**The task**
Count the lines in the data below that contain the word "detected". Reply with only that number.

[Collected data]
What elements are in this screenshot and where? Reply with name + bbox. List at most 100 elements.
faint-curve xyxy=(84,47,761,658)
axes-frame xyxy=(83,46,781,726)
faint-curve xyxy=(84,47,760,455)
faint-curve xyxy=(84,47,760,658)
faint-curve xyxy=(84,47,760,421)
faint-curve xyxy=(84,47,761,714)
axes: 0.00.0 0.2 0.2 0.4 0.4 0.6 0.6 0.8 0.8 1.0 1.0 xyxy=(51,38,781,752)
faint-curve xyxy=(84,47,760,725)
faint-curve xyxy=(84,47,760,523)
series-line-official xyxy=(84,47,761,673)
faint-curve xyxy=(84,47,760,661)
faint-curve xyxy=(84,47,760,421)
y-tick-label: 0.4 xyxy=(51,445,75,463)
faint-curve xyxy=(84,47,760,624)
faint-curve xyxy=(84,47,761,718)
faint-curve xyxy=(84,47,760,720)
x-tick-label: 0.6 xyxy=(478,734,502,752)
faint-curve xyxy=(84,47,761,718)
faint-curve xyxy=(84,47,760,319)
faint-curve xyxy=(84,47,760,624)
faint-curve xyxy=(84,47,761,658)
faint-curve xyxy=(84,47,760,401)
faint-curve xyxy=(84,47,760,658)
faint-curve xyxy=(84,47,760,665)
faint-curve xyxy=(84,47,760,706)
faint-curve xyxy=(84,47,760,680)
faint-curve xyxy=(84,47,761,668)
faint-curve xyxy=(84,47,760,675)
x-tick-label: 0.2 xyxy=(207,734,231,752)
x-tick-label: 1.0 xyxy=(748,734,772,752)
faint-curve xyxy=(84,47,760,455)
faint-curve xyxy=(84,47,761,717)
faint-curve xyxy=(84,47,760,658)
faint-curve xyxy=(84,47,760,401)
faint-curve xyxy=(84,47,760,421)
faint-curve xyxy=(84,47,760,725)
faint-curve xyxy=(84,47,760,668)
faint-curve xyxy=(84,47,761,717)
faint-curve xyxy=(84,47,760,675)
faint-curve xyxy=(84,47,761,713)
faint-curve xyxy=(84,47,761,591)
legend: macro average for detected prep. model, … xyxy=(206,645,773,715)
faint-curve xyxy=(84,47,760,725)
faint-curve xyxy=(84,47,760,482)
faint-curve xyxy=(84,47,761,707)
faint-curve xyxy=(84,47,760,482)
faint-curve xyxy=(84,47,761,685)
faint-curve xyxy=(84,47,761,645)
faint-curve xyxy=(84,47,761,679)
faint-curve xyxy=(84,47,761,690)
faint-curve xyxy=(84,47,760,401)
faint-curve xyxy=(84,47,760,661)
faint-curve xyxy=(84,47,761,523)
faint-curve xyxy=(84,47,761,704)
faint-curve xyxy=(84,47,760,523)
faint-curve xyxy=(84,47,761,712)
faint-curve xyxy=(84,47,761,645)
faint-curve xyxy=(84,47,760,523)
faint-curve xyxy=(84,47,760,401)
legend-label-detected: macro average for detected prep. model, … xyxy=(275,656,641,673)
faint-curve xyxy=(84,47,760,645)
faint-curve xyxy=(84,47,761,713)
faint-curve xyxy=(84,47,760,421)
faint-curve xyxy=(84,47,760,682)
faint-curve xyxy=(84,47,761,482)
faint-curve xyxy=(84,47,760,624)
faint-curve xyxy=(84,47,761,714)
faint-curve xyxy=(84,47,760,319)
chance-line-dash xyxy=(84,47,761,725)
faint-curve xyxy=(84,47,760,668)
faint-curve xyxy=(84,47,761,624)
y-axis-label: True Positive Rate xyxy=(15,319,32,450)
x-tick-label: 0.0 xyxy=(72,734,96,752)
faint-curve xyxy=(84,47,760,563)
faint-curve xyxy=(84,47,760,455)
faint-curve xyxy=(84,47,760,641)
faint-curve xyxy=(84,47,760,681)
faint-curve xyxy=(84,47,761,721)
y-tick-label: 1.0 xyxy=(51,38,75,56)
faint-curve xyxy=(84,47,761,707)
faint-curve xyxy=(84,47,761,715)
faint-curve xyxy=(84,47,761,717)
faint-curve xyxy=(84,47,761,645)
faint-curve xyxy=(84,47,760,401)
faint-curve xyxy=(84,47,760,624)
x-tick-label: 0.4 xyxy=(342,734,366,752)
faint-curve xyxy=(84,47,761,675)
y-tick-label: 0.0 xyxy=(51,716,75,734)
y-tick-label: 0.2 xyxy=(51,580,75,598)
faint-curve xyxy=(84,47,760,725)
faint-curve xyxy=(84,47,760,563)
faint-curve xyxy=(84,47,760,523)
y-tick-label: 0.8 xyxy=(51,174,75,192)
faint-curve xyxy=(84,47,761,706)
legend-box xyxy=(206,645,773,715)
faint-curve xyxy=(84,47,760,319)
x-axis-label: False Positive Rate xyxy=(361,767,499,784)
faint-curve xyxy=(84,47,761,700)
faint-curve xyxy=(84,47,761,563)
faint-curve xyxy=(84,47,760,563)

**Answer to this problem**
2